__Kutipan__.
□ □ □
Friday, May 6, 2022

 To forget is to be forgiven


To forgive is to forget.
Kalau mau memaafkan kesalahan orang yang menyakiti kita, berhentilah mengulang-ulang kesalahannya di benak kita, juga berhenti mengucapkannya seperti kaset rusak, mengulang hal yang sama dengan suara tak karuan.

Kalau benar-benar memaafkan ya mulailah dengan lembaran baru, yang lama tak usah diungkit-ungkit lagi.
Itu sebenarnya sehat untuk yang memaafkan, karena ia tak perlu menyimpan sampah dendam dan amarah dalam hatinya yang jika makin lama ia tahan akan semakin membusuk dan melukai dirinya sendiri.

Dalam kaidah agama orang yang lupa itu dimaafkan. Seperti sabda Rasulullah saw,

“Sesungguhnya Allah menghapuskan dari umatku dosa ketika mereka dalam keadaan keliru, lupa dan dipaksa.” (HR. Ibnu Majah, no. 2045)

Kalau lupa itu ya tidak ingat. Ia tidak dalam posisi menentukan sesuatu, karenanya ia dimaafkan, lepas dari hisab.

Kalau Tuhan bisa demikian pemurah dan pemaaf kepada yang lupa. Berarti ada sebuah rahasia besar di balik sebuah ihwal keterlupaan.

Seorang guru selalu berkata kepada muridnya "Lupakan!" akan hal-hal yang bukan merupakan hak dia untuk diambil, direnungkan atau ditekuni. Lupakan adalah berarti meninggalkan. Let it go. Jangan bahkan melirik-lirik dia lagi jika tidak ingin memori tentang itu terbangkitkan kembali.

Lupa adalah sebuah rahmat-Nya. Sebuah pertolongan bagi manusia yang lemah, rapuh dan tak sabaran ini.
□ □ □
Entri tata letak visual:
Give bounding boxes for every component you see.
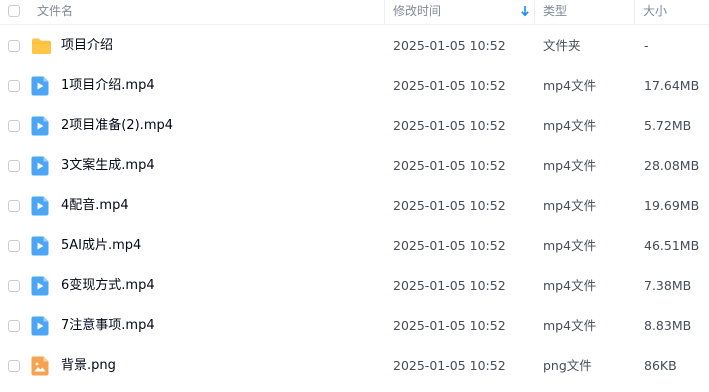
file-mtime: 2025-01-05 10:52	[393, 158, 506, 173]
video-file-icon	[31, 276, 49, 296]
file-list: 文件名 修改时间 类型 大小 项目介绍 2025-01-05 10:52 文件夹…	[0, 0, 709, 392]
file-size: 7.38MB	[644, 278, 692, 293]
file-name[interactable]: 2项目准备(2).mp4	[61, 106, 173, 146]
video-file-icon	[31, 156, 49, 176]
file-size: 86KB	[644, 358, 677, 373]
column-header-type[interactable]: 类型	[543, 0, 567, 24]
file-name[interactable]: 背景.png	[61, 346, 116, 386]
file-list-header: 文件名 修改时间 类型 大小	[0, 0, 709, 25]
column-divider[interactable]	[634, 0, 635, 24]
file-mtime: 2025-01-05 10:52	[393, 278, 506, 293]
column-divider[interactable]	[384, 0, 385, 24]
file-mtime: 2025-01-05 10:52	[393, 118, 506, 133]
video-file-icon	[31, 316, 49, 336]
file-type: 文件夹	[543, 38, 581, 53]
file-name[interactable]: 7注意事项.mp4	[61, 306, 155, 346]
file-type: mp4文件	[543, 238, 597, 253]
file-row[interactable]: 2项目准备(2).mp4 2025-01-05 10:52 mp4文件 5.72…	[0, 106, 709, 146]
video-file-icon	[31, 76, 49, 96]
row-checkbox[interactable]	[8, 280, 20, 292]
file-row[interactable]: 3文案生成.mp4 2025-01-05 10:52 mp4文件 28.08MB	[0, 146, 709, 186]
file-row[interactable]: 5AI成片.mp4 2025-01-05 10:52 mp4文件 46.51MB	[0, 226, 709, 266]
file-size: 46.51MB	[644, 238, 700, 253]
column-header-size[interactable]: 大小	[643, 0, 667, 24]
file-row[interactable]: 7注意事项.mp4 2025-01-05 10:52 mp4文件 8.83MB	[0, 306, 709, 346]
row-checkbox[interactable]	[8, 40, 20, 52]
file-mtime: 2025-01-05 10:52	[393, 318, 506, 333]
select-all-checkbox[interactable]	[8, 5, 20, 17]
file-type: png文件	[543, 358, 592, 373]
file-size: 19.69MB	[644, 198, 700, 213]
folder-icon	[32, 38, 51, 54]
file-type: mp4文件	[543, 78, 597, 93]
image-file-icon	[31, 356, 49, 376]
video-file-icon	[31, 236, 49, 256]
file-name[interactable]: 4配音.mp4	[61, 186, 129, 226]
file-name[interactable]: 3文案生成.mp4	[61, 146, 155, 186]
file-type: mp4文件	[543, 158, 597, 173]
file-mtime: 2025-01-05 10:52	[393, 238, 506, 253]
row-checkbox[interactable]	[8, 320, 20, 332]
file-size: 28.08MB	[644, 158, 700, 173]
file-row[interactable]: 6变现方式.mp4 2025-01-05 10:52 mp4文件 7.38MB	[0, 266, 709, 306]
video-file-icon	[31, 116, 49, 136]
row-checkbox[interactable]	[8, 80, 20, 92]
file-size: 8.83MB	[644, 318, 692, 333]
row-checkbox[interactable]	[8, 120, 20, 132]
file-size: -	[644, 38, 649, 53]
file-type: mp4文件	[543, 198, 597, 213]
video-file-icon	[31, 196, 49, 216]
file-name[interactable]: 1项目介绍.mp4	[61, 66, 155, 106]
file-row[interactable]: 项目介绍 2025-01-05 10:52 文件夹 -	[0, 26, 709, 66]
file-row[interactable]: 背景.png 2025-01-05 10:52 png文件 86KB	[0, 346, 709, 386]
file-name[interactable]: 5AI成片.mp4	[61, 226, 141, 266]
row-checkbox[interactable]	[8, 360, 20, 372]
row-checkbox[interactable]	[8, 160, 20, 172]
file-type: mp4文件	[543, 278, 597, 293]
file-size: 5.72MB	[644, 118, 692, 133]
column-header-mtime[interactable]: 修改时间	[393, 0, 441, 24]
file-mtime: 2025-01-05 10:52	[393, 198, 506, 213]
file-row[interactable]: 1项目介绍.mp4 2025-01-05 10:52 mp4文件 17.64MB	[0, 66, 709, 106]
row-checkbox[interactable]	[8, 200, 20, 212]
file-mtime: 2025-01-05 10:52	[393, 358, 506, 373]
file-type: mp4文件	[543, 118, 597, 133]
row-checkbox[interactable]	[8, 240, 20, 252]
file-size: 17.64MB	[644, 78, 700, 93]
file-mtime: 2025-01-05 10:52	[393, 38, 506, 53]
arrow-down-icon[interactable]	[520, 5, 530, 17]
file-name[interactable]: 项目介绍	[61, 26, 113, 66]
file-row[interactable]: 4配音.mp4 2025-01-05 10:52 mp4文件 19.69MB	[0, 186, 709, 226]
file-mtime: 2025-01-05 10:52	[393, 78, 506, 93]
file-type: mp4文件	[543, 318, 597, 333]
column-header-name[interactable]: 文件名	[37, 0, 73, 24]
file-name[interactable]: 6变现方式.mp4	[61, 266, 155, 306]
column-divider[interactable]	[534, 0, 535, 24]
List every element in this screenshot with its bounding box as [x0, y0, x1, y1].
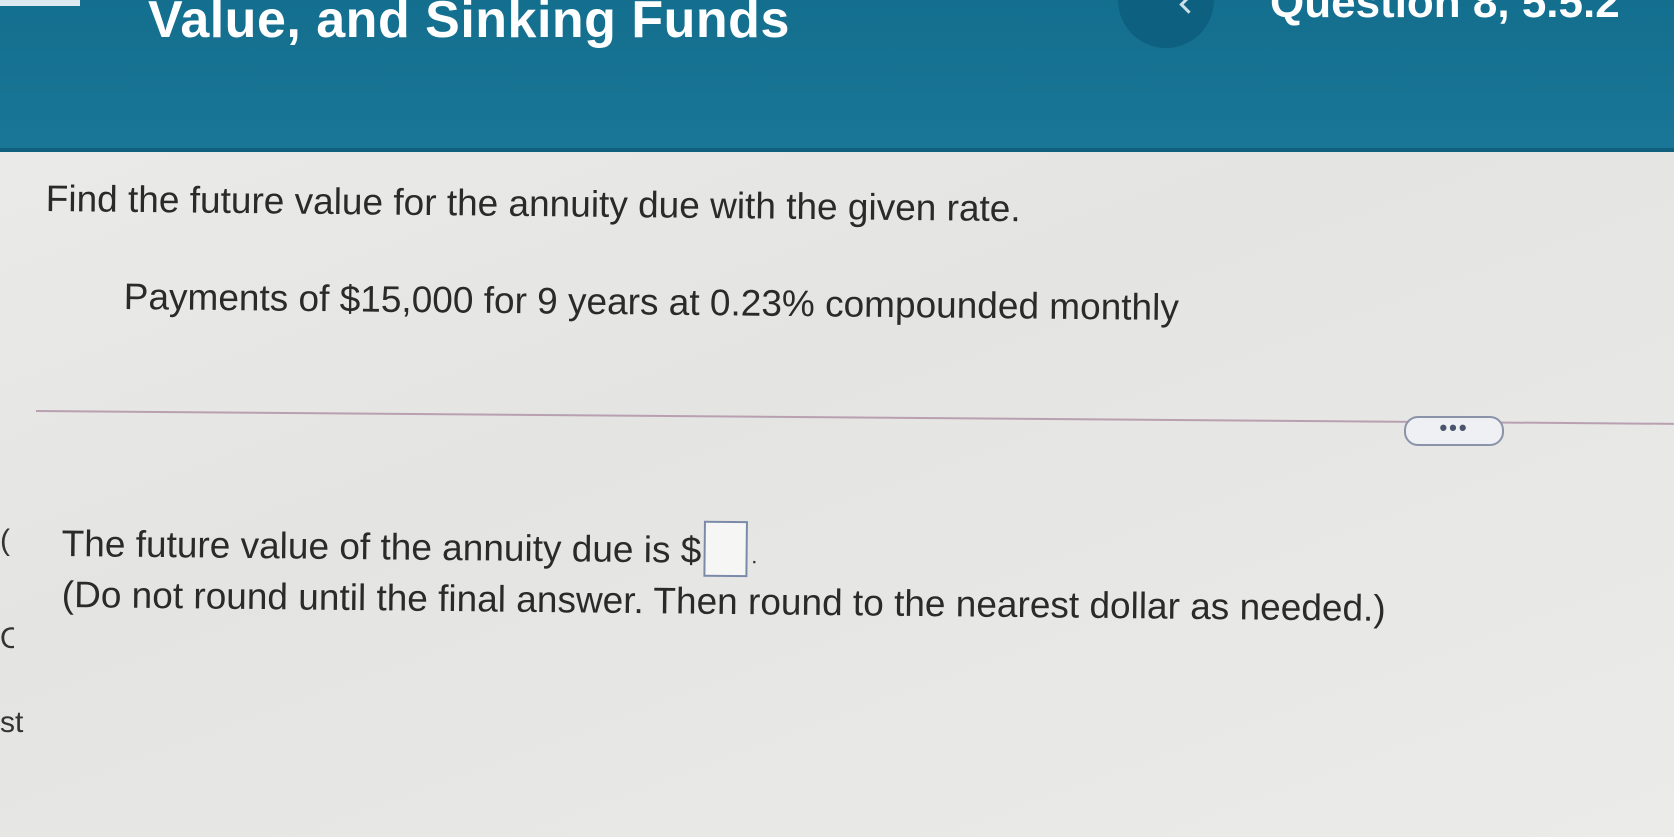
problem-statement: Payments of $15,000 for 9 years at 0.23%…	[123, 276, 1180, 329]
question-number: Question 8, 5.5.2	[1270, 0, 1620, 27]
answer-prompt-text: The future value of the annuity due is $	[61, 522, 702, 571]
edge-fragment-3: st	[0, 706, 24, 739]
header-bar: Value, and Sinking Funds Question 8, 5.5…	[0, 0, 1674, 152]
answer-line: The future value of the annuity due is $…	[61, 514, 758, 578]
more-options-button[interactable]: •••	[1404, 415, 1504, 446]
previous-question-button[interactable]	[1118, 0, 1214, 48]
question-page: Value, and Sinking Funds Question 8, 5.5…	[0, 0, 1674, 837]
header-menu-mark	[0, 0, 80, 6]
page-title: Value, and Sinking Funds	[148, 0, 790, 49]
answer-input[interactable]	[703, 520, 748, 578]
chevron-left-icon	[1179, 0, 1198, 14]
edge-fragment-2: O	[0, 622, 14, 655]
answer-suffix: .	[751, 543, 758, 569]
edge-fragment-1: (	[0, 524, 10, 557]
question-prompt: Find the future value for the annuity du…	[45, 178, 1021, 230]
rounding-instruction: (Do not round until the final answer. Th…	[61, 574, 1386, 629]
ellipsis-icon: •••	[1439, 415, 1469, 440]
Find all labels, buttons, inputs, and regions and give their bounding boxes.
□ □ □
__Tugas Diberikan 1__. Kutip tulisan tentang lupa dan memaafkan mulai dari kata-kata yang memuat "Itu sebenarnya sehat" dan berhenti setelah "sebuah ihwal keterlupaan.".
__Tugas Diberikan 2__. Dalam tulisan tentang lupa dan memaafkan, siapa perawi sabda Rasulullah saw yang dikutip, dan berapa nomornya?
__Tugas Diberikan 3__. Teruskan tulisan tentang lupa dan memaafkan, dimulai setelah kalimat terakhir yang ditampilkan.
Entri-entri tersebut tidak diperlukan.

__Jawaban Akhir 1__.
Itu sebenarnya sehat untuk yang memaafkan, karena ia tak perlu menyimpan sampah dendam dan amarah dalam hatinya yang jika makin lama ia tahan akan semakin membusuk dan melukai dirinya sendiri.

Dalam kaidah agama orang yang lupa itu dimaafkan. Seperti sabda Rasulullah saw,

“Sesungguhnya Allah menghapuskan dari umatku dosa ketika mereka dalam keadaan keliru, lupa dan dipaksa.” (HR. Ibnu Majah, no. 2045)

Kalau lupa itu ya tidak ingat. Ia tidak dalam posisi menentukan sesuatu, karenanya ia dimaafkan, lepas dari hisab.

Kalau Tuhan bisa demikian pemurah dan pemaaf kepada yang lupa. Berarti ada sebuah rahasia besar di balik sebuah ihwal keterlupaan.

__Jawaban Akhir 2__. Sabda itu diriwayatkan oleh Ibnu Majah dengan nomor 2045.

__Jawaban Akhir 3__.
Bayangkan, jika semua hal yang buruk kita ingat terus. Tentu makan pun jadi tak enak dan tidur tak nyenyak. Kita bahkan tak akan bisa menikmati hidup apalagi berbahagia melaluinya.

Demikian juga, kalau mau kembali bahagia. Lupakan sakit hati itu. Lupakan tindakan dia menyakiti kita. Raih episode yang baru di setiap saat. Lalu jika disakiti lagi? Ya lupakan kembali. Terus begitu.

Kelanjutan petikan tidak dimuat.